→ **WORK INSTRUCTION 1**
Decide whether each statement below agrees with the Tasmia Rubab profile. For each, answer yes or no and quote the words of the profile that decide it.
(a) She bowls left-arm medium-fast.
(b) Her T20I debut came against South Africa in 2026.
(c) She has played domestic cricket for Multan since 2023.
→ **WORK INSTRUCTION 2**
Carry on the Tasmia Rubab profile from its final line, "Pakistani cricketer (born 2002)".

→ **EXERCISE PASSAGE**
++++++++

Tasmia Rubab

Personal information
- Born: 20 December 2002 (age 23) Multan, Punjab, Pakistan
- Batting: Right handed
- Bowling: Left-arm medium-fast
- Role: Bowler

International information
- National side: Pakistan;
- Only ODI (cap 94): 1 March 2026 v South Africa
- T20I debut (cap 56): 18 September 2024 v South Africa
- Last T20I: 16 February 2026 v South Africa
- T20I shirt no.: 10

Domestic team information
- 2023–present: Multan

Career statistics
| Competition | WLA | WT20 |
| Matches | 10 | 13 |
| Runs scored | 94 | 11 |
| Batting average | 11.75 | 2.75 |
| 100s/50s | 0/0 | 0/0 |
| Top score | 26* | 10 |
| Balls bowled | 360 | 228 |
| Wickets | 12 | 5 |
| Bowling average | 16.00 | 51.40 |
| 5 wickets in innings | 0 | 0 |
| 10 wickets in match | 0 | 0 |
| Best bowling | 2/14 | 2/17 |
| Catches/stumpings | 5/– | 2/– |
- Source: CricketArchive, 30 September 2024

= Tasmia Rubab =

Pakistani cricketer (born 2002)

++++++++

→ **SUPPLIED ENTRIES**
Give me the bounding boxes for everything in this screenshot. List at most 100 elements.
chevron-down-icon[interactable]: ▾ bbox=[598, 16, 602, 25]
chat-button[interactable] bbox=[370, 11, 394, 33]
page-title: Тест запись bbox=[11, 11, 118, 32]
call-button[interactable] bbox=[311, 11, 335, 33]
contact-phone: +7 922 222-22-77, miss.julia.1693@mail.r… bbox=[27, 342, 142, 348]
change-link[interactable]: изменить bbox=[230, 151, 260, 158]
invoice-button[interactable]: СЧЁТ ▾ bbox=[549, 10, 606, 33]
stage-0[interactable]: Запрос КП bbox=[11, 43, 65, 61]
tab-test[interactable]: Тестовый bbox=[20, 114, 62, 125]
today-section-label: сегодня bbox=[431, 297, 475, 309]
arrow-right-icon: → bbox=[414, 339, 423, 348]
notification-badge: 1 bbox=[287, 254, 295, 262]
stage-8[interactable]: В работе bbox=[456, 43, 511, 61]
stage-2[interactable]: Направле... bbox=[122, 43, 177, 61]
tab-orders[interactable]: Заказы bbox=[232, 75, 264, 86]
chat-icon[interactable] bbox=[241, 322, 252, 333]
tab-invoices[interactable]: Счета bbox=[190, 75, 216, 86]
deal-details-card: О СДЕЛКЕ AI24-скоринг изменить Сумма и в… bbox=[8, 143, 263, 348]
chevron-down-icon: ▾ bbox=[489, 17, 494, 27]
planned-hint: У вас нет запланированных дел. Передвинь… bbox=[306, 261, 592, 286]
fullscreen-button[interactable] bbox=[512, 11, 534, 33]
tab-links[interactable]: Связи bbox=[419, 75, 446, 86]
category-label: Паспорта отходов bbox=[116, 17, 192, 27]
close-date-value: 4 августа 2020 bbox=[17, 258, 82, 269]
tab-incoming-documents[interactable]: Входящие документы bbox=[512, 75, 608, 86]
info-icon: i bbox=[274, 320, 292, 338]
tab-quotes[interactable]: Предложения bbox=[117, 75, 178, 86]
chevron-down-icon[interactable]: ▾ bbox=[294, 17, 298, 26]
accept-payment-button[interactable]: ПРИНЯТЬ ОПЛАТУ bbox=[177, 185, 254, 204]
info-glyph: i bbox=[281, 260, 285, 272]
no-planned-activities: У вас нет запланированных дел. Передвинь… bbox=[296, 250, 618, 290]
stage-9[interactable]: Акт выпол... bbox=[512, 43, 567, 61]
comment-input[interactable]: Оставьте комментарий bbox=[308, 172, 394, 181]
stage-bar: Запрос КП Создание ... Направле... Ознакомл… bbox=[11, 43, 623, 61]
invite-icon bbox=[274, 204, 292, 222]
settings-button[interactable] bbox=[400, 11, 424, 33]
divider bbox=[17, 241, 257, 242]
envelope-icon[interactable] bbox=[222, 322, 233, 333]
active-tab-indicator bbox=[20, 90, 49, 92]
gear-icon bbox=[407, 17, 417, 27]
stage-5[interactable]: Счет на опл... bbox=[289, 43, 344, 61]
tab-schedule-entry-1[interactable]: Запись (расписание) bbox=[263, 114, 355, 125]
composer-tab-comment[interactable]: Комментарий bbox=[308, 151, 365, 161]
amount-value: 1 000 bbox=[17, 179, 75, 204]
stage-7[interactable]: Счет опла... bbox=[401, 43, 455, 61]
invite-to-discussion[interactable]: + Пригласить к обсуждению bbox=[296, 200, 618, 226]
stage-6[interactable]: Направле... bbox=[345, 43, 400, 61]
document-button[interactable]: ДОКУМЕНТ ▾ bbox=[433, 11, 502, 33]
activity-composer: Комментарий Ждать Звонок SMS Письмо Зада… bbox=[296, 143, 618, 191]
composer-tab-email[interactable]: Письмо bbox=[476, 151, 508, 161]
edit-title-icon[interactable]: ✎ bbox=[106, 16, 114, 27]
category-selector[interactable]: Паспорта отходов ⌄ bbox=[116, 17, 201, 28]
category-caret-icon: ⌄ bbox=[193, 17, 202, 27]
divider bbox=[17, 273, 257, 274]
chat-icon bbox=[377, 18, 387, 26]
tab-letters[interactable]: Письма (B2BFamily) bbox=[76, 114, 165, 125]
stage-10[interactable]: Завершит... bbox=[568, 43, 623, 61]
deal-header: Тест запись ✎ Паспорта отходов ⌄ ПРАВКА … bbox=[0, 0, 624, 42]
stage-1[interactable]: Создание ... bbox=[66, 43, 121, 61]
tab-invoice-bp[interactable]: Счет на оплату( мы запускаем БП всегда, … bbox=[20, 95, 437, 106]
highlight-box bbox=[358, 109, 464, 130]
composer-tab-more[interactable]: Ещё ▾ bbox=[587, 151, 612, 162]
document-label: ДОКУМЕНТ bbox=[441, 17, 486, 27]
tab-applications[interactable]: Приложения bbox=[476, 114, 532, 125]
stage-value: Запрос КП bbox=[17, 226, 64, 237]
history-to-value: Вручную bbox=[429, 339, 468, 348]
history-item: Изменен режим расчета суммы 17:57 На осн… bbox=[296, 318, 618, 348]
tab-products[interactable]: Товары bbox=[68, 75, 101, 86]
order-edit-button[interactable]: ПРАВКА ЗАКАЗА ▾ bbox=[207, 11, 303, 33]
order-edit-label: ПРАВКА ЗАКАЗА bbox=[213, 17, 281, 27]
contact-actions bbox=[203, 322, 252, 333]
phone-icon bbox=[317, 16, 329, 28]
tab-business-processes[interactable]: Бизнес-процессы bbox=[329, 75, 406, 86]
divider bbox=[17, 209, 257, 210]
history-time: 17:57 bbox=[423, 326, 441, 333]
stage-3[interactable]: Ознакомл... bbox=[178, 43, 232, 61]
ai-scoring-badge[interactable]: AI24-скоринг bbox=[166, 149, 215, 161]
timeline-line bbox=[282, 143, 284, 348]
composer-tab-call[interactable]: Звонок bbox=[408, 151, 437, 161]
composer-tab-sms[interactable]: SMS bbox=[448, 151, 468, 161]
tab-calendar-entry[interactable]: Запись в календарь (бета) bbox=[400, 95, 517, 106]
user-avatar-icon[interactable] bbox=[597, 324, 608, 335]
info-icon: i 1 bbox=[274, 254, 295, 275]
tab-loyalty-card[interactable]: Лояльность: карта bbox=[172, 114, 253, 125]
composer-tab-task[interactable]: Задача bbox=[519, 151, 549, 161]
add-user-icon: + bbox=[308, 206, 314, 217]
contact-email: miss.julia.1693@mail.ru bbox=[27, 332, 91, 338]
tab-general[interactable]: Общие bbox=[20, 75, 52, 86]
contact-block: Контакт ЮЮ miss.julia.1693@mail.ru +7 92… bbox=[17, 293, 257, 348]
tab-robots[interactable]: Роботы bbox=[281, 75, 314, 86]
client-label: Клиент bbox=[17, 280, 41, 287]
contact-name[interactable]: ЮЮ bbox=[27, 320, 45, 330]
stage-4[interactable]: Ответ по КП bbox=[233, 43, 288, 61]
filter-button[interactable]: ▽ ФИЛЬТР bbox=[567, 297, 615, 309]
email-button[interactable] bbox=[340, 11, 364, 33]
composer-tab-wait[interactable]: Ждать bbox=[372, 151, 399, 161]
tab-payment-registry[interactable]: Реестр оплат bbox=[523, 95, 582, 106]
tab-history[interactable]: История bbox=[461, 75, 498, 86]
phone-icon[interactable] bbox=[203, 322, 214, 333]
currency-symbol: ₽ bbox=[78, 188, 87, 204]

++++++++

→ **EXERCISE RESULT 1**
(a) Yes: "Bowling: Left-arm medium-fast"
(b) No: "T20I debut (cap 56): 18 September 2024 v South Africa"
(c) Yes: "2023–present: Multan"

→ **EXERCISE RESULT 2**
Tasmia Rubab (born 20 December 2002) is a Pakistani cricketer who plays for Pakistan women's cricket team as a left-arm medium-fast bowler and right hand batter. She has also played domestic cricket for Multan.

==Career==
In October 2023, she was named in Pakistan's A squad for the one-day series against West Indies A and for T20 Tri-series against West Indies A and Thailand A.

In June 2024, she was picked to T20I squad for the 2024 Women's Twenty20 Asia Cup. In August 2024, she was selected to the Pakistan's national squad for the 2024 ICC Women's T20 World Cup and for the T20I series against South Africa. She made her Twenty20 International (T20I) debut against South Africa on 18 September 2024.

She was named in the Pakistan squad for the 2024 ICC Women's T20 World Cup.